** TASK PROMPT **
Find the lines holding the word "school" and collect them.

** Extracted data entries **

# # # # # # #

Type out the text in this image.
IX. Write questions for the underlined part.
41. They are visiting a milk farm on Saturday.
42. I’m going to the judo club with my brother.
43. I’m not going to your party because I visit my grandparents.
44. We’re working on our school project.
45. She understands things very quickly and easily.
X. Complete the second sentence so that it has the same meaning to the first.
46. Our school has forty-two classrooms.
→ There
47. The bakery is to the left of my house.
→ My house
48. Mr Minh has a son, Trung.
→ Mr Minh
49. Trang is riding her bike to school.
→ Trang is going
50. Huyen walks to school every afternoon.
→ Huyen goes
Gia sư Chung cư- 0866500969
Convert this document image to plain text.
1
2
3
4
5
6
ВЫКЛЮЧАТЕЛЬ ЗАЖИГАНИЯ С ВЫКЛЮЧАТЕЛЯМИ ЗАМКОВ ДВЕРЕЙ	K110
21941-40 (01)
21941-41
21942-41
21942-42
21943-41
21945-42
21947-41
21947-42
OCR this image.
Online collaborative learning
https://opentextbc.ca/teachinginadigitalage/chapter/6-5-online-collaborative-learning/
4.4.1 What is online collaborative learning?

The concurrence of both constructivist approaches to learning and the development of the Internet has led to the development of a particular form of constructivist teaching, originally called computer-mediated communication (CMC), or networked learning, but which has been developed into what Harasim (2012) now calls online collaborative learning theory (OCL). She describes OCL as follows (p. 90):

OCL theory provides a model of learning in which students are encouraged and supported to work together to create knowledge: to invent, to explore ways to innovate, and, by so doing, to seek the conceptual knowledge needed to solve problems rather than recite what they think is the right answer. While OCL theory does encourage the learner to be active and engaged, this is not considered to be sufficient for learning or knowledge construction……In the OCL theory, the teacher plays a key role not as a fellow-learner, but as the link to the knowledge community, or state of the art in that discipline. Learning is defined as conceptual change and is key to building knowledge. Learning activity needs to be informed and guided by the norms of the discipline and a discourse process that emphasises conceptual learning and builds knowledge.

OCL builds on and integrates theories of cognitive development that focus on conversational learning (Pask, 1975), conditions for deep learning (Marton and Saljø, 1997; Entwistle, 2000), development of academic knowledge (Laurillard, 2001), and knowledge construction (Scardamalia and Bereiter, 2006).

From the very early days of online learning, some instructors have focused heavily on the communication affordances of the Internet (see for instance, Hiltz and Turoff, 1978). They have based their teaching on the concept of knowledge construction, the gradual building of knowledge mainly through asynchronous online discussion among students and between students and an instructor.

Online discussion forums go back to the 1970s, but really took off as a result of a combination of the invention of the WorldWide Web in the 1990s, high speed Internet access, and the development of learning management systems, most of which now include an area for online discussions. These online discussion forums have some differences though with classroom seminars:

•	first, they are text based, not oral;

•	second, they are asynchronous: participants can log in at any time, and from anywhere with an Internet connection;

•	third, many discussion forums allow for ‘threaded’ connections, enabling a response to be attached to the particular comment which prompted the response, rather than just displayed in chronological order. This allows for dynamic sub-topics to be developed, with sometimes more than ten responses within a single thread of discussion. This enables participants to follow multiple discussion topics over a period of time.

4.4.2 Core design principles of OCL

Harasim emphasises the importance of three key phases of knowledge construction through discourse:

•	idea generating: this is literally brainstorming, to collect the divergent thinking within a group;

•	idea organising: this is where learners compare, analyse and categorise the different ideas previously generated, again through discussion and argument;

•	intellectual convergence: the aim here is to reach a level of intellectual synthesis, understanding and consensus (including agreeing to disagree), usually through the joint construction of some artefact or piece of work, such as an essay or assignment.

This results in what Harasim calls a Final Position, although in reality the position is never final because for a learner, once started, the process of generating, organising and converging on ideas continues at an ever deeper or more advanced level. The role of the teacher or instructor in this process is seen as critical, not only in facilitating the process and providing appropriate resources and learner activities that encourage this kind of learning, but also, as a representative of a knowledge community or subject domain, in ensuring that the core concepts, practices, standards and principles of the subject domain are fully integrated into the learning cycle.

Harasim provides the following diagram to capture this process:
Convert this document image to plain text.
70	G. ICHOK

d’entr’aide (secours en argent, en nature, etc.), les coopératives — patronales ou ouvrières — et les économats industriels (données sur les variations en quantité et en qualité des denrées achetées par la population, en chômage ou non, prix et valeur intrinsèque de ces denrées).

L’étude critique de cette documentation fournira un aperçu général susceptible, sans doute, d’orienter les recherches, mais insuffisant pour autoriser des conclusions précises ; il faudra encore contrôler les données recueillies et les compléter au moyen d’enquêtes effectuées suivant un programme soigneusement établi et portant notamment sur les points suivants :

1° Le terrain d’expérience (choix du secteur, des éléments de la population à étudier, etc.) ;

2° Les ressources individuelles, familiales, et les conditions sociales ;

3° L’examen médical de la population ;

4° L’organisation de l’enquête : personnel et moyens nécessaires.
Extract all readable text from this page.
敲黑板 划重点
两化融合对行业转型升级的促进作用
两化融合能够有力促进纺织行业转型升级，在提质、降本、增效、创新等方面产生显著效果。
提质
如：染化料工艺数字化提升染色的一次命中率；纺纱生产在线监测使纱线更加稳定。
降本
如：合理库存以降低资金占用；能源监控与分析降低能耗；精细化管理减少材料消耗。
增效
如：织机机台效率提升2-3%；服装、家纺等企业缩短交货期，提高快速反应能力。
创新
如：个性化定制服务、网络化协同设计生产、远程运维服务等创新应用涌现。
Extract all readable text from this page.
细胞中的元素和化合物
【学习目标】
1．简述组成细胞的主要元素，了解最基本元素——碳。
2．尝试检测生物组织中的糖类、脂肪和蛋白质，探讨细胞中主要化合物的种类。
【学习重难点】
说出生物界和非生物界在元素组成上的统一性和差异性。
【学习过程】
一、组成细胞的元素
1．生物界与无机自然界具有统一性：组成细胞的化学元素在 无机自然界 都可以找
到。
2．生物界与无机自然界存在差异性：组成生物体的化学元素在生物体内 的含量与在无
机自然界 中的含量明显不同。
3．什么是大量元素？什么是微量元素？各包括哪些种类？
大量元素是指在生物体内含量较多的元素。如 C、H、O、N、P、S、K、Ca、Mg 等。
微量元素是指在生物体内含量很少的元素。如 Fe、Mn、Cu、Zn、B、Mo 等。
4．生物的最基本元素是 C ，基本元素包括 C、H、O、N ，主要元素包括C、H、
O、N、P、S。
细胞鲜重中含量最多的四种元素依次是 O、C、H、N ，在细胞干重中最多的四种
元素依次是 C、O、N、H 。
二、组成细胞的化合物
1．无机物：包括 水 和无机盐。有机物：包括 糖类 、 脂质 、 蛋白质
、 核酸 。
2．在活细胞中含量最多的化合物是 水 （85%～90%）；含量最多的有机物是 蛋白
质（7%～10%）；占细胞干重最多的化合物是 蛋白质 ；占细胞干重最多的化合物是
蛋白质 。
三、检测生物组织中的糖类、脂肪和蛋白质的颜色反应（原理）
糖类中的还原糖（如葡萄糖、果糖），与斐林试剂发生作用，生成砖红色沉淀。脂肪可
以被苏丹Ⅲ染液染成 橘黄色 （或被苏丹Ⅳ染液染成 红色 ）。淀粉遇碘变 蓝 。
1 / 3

# # # # # # #

** RESPONSE TO THE TASK **
44. We’re working on our school project.
46. Our school has forty-two classrooms.
49. Trang is riding her bike to school.
50. Huyen walks to school every afternoon.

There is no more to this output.